▶ What is asked: Where a line contains the word "count", copy that line in full.

▶ Data lines:
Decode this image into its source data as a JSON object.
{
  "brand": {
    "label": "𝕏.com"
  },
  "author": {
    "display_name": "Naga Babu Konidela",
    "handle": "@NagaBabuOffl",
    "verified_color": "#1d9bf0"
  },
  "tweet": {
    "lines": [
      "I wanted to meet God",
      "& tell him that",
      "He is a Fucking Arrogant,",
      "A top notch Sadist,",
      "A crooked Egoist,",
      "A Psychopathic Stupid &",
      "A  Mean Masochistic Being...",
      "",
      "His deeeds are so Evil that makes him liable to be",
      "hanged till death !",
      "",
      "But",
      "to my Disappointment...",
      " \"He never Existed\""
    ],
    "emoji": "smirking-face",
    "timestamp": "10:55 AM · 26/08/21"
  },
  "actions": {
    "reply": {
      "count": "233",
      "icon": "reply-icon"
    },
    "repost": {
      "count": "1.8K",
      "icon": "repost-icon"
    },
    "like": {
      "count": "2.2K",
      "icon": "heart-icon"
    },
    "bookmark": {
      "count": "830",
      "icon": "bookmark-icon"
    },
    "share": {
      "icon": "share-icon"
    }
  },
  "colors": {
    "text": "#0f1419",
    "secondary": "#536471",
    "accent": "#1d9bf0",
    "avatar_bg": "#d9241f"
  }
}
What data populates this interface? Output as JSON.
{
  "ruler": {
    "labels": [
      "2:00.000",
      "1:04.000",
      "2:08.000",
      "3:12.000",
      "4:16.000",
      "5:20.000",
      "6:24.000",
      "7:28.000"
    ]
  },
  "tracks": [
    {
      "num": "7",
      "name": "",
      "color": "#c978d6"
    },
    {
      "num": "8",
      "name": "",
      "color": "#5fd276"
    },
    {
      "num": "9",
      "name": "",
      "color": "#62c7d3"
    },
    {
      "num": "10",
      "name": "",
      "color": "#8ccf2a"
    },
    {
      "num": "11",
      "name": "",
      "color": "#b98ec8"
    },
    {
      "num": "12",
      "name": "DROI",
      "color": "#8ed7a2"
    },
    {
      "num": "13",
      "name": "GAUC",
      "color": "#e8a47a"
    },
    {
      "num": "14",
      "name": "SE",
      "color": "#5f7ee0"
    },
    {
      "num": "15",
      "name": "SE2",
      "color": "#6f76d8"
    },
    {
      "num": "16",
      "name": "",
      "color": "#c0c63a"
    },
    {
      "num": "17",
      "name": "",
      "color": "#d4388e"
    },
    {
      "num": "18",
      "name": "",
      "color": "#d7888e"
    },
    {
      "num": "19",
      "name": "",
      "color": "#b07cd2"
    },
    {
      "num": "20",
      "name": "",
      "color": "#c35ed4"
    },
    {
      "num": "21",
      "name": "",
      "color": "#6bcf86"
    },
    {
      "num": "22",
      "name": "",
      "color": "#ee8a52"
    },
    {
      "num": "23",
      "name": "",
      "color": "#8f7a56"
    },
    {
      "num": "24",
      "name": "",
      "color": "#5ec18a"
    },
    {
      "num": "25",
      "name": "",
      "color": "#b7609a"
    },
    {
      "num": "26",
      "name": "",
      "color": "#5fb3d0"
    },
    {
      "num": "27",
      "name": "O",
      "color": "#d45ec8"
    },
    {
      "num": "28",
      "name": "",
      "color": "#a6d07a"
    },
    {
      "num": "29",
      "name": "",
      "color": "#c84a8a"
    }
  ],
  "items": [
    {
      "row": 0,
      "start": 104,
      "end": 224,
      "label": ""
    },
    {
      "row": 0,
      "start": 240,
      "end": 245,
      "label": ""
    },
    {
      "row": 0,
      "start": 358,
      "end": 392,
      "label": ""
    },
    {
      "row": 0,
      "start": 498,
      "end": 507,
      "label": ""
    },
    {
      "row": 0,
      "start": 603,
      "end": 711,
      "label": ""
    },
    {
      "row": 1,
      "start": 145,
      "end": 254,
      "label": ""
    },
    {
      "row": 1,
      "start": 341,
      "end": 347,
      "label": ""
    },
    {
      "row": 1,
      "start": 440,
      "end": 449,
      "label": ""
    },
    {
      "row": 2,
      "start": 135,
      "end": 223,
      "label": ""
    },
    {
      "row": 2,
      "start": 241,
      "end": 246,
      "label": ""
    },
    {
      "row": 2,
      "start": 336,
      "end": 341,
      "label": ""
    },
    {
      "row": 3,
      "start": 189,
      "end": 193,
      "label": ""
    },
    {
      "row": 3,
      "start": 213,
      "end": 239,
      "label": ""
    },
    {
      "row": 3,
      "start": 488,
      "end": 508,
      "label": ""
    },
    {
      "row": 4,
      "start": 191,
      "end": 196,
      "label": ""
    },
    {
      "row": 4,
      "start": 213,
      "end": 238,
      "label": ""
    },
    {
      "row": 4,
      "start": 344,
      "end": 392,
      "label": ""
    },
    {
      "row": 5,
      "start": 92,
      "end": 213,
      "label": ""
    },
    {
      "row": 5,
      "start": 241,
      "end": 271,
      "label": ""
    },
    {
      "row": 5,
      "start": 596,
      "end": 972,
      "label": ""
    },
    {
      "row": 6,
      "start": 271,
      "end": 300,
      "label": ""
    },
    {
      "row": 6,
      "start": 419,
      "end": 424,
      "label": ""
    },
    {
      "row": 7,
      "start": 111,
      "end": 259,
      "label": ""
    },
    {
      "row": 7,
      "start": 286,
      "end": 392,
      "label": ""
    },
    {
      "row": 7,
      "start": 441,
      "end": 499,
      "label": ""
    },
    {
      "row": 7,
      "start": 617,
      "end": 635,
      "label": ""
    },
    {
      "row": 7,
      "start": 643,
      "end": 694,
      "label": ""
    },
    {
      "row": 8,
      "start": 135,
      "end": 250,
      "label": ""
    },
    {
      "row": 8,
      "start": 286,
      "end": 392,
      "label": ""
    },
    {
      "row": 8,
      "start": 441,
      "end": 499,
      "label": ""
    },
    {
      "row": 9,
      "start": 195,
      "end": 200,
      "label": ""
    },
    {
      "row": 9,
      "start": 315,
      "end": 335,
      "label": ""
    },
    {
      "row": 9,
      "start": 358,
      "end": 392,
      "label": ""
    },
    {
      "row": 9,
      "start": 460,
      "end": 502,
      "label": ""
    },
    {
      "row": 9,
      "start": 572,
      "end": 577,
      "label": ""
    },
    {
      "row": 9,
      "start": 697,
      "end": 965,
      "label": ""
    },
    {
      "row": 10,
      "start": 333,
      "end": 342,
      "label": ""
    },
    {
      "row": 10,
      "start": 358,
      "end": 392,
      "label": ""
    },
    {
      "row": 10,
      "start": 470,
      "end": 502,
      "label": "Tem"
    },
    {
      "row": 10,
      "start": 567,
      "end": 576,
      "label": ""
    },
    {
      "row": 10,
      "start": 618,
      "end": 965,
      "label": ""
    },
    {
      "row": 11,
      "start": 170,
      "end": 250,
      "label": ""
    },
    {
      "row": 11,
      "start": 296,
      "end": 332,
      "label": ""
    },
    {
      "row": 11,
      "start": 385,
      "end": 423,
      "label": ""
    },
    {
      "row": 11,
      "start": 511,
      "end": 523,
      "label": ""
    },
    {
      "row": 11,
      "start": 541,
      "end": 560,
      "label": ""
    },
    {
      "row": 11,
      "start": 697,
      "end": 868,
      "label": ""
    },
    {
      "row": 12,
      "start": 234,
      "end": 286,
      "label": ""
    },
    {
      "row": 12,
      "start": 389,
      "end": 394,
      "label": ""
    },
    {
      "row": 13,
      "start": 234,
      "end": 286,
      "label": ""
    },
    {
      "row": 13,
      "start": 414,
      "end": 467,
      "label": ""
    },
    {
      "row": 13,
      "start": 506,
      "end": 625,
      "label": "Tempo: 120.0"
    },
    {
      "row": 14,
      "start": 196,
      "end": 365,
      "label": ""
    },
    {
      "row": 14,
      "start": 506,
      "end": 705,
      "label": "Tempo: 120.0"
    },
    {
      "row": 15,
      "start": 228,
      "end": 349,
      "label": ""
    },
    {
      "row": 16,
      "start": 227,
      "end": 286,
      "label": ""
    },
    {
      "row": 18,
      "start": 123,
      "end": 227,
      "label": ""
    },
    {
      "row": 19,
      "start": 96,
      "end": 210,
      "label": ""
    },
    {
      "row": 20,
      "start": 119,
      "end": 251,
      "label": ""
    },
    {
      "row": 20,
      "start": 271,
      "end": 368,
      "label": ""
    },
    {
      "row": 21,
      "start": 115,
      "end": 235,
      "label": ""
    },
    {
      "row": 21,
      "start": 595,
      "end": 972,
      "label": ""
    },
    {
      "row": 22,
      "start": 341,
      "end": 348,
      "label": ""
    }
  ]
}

▶ Answer to the problem:
      "count": "233",
      "count": "1.8K",
      "count": "2.2K",
      "count": "830",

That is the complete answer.